● **Your goal**
Check each line of the material below for "消防设施操作员之消防设备高级技能". Report how many have it, with no other words.

● **Material shown**
::::

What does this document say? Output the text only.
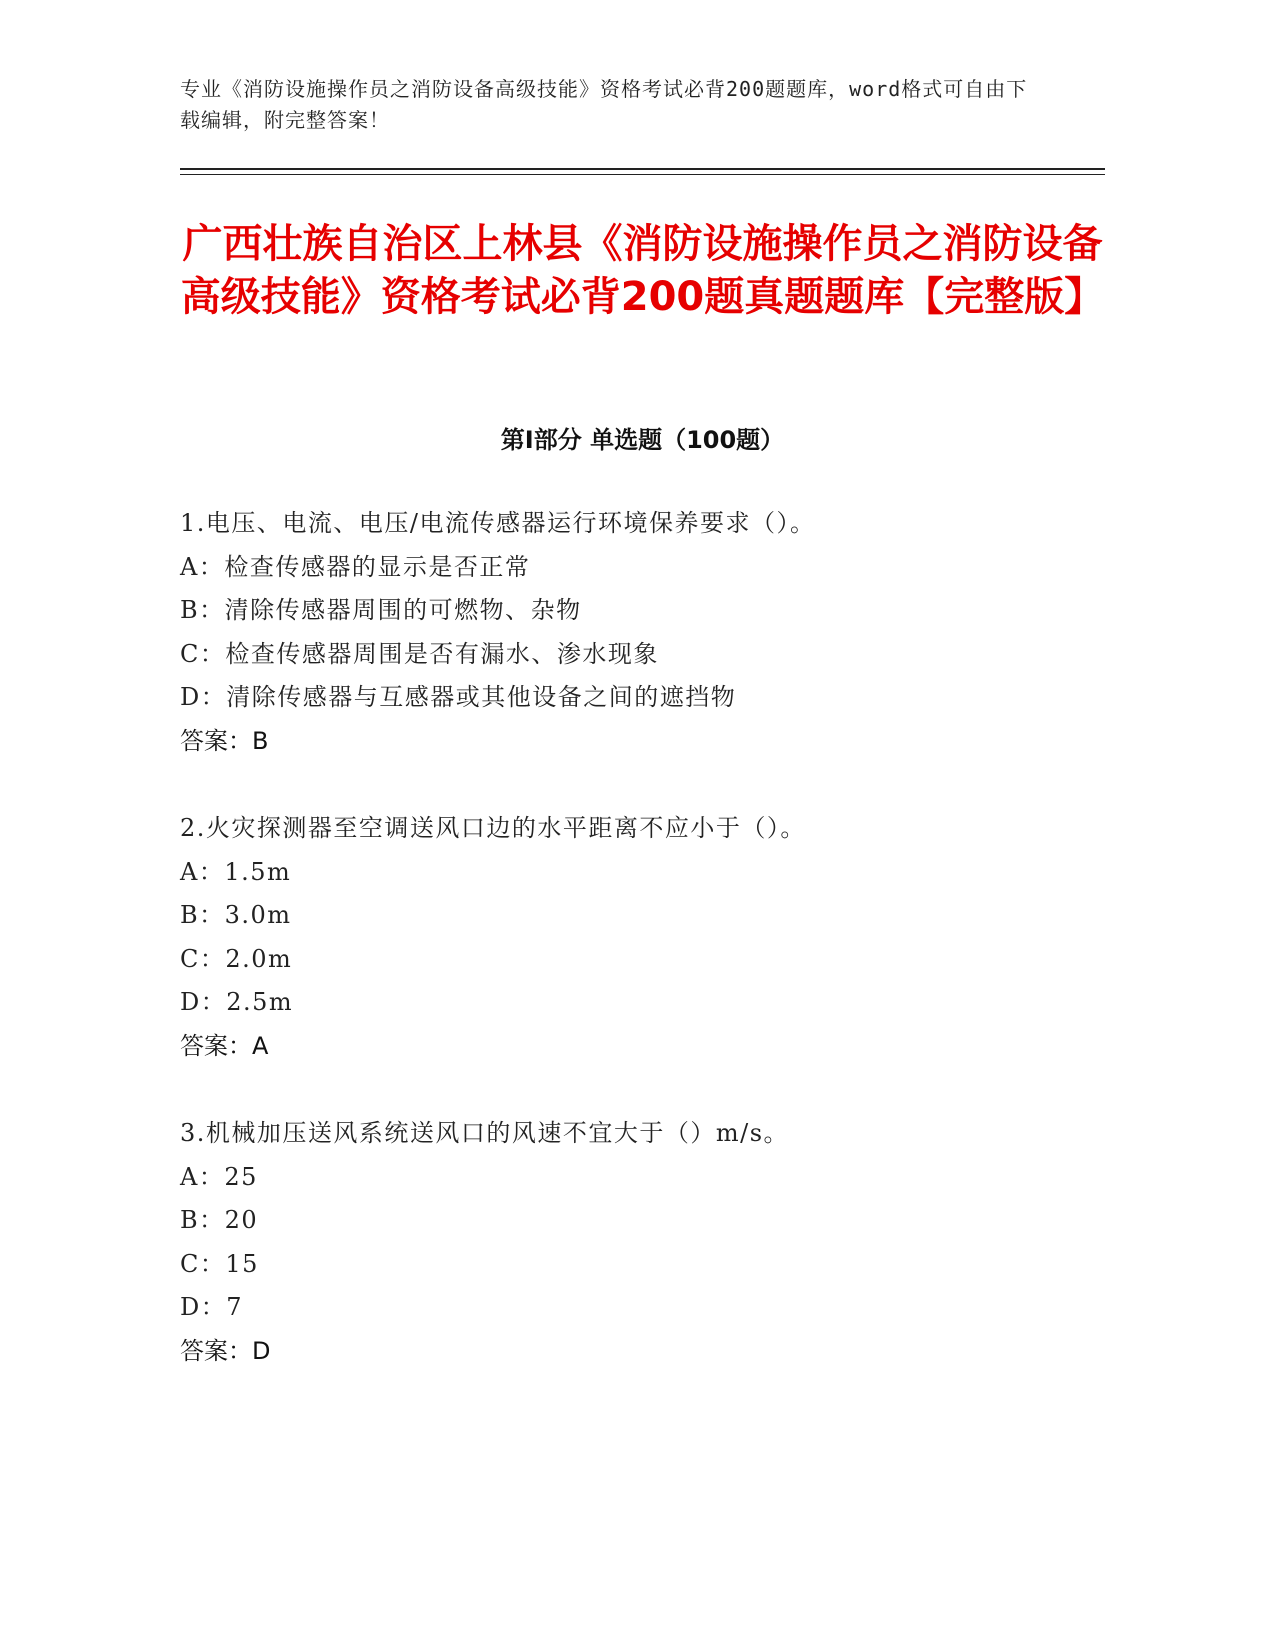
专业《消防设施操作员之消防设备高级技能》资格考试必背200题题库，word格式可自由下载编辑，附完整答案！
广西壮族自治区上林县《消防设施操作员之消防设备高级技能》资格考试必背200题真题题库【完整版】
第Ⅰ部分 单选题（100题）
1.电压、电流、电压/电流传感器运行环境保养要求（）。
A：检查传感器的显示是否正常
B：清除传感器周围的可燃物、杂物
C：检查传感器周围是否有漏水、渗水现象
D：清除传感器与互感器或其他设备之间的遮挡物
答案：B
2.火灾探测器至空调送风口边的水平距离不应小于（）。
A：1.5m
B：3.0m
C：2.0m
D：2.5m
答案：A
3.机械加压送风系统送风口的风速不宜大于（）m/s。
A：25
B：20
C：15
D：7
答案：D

::::

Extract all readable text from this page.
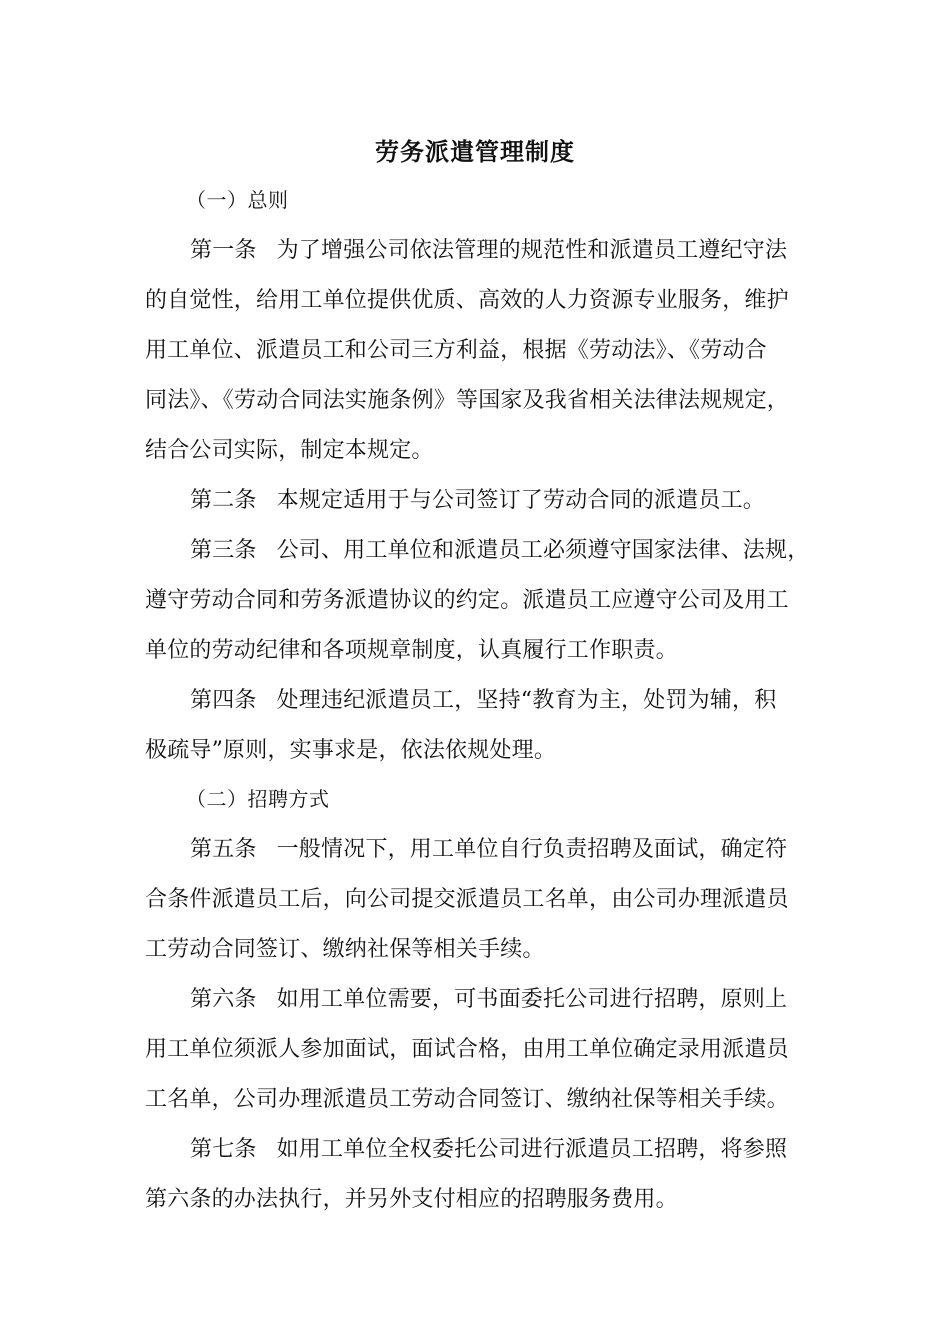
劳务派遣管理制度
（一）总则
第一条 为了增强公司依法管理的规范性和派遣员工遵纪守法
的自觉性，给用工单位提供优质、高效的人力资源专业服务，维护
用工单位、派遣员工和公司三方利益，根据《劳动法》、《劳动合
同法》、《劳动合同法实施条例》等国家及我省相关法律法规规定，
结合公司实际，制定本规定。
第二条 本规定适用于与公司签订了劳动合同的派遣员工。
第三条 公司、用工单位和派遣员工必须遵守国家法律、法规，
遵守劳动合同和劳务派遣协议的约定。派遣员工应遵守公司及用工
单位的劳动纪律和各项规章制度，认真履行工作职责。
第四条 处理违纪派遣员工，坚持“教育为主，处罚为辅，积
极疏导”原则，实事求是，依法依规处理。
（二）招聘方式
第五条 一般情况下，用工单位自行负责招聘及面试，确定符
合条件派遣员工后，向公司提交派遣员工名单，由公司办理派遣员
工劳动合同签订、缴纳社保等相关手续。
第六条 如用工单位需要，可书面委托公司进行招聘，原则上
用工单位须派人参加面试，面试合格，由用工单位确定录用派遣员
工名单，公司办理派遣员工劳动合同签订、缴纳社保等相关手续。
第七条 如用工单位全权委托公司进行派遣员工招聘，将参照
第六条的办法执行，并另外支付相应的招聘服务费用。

::::

● **Result of the exercise**
2